What is required
How many lines in the listing below include the word "verification"? Reply with the count alone.

Dataset records
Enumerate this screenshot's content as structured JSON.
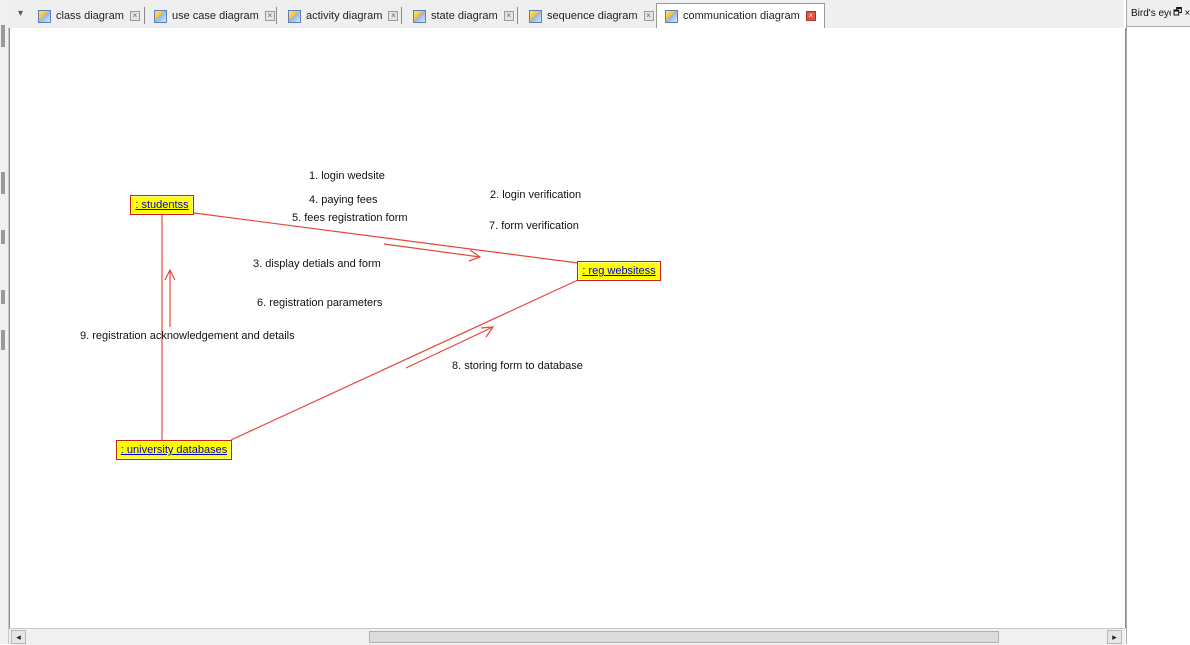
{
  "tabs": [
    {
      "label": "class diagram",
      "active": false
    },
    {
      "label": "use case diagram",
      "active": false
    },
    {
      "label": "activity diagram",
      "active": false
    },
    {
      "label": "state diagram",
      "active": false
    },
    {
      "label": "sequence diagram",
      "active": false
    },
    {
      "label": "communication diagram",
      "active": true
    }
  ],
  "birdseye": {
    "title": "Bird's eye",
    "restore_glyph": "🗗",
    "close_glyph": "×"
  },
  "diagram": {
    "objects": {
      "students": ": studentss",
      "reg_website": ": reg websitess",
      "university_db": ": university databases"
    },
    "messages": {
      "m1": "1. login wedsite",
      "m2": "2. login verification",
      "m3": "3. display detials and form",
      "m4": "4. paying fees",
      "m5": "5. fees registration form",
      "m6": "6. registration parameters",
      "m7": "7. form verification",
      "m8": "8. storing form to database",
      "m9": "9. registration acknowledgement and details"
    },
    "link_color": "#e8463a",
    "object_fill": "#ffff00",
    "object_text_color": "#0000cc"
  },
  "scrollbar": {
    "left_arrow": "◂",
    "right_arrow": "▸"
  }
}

* * *

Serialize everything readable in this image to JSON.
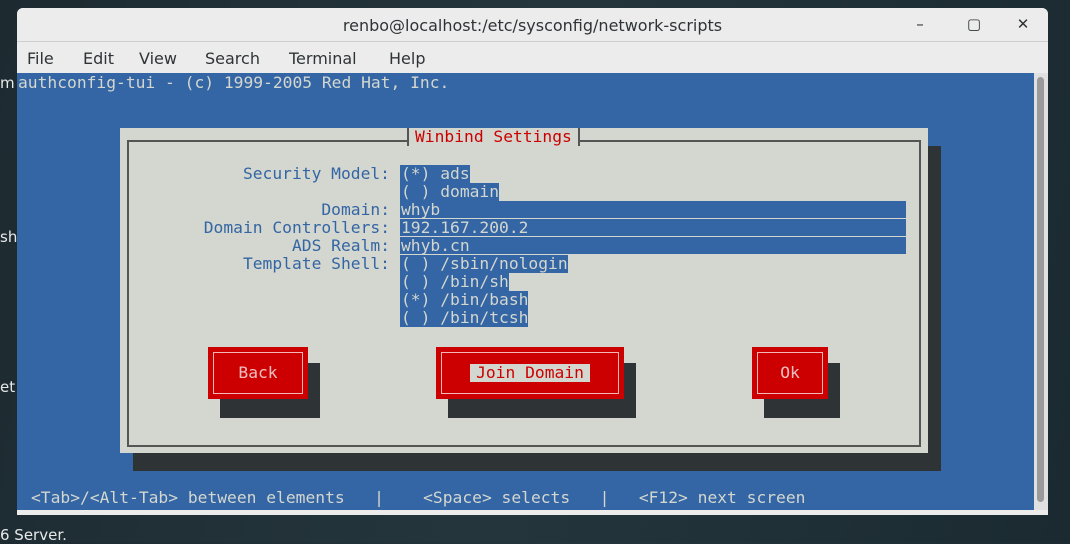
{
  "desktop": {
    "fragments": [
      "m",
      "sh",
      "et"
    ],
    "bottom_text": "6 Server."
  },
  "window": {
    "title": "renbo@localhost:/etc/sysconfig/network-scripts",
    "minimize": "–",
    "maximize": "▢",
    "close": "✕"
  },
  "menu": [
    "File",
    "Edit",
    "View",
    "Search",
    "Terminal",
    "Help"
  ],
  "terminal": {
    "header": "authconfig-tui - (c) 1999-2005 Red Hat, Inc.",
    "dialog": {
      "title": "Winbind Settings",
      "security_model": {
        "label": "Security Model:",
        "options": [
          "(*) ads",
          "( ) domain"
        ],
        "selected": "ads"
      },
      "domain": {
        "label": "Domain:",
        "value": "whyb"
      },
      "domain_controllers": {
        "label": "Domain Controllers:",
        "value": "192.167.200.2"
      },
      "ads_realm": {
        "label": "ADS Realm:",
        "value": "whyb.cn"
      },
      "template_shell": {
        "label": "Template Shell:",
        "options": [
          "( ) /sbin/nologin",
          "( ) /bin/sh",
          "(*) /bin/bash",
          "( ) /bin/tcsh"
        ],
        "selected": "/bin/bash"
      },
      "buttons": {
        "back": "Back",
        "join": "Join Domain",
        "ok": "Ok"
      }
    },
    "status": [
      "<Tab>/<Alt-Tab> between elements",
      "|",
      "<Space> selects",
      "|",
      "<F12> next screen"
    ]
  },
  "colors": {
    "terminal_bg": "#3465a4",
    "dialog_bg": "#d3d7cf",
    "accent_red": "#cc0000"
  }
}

Task response
2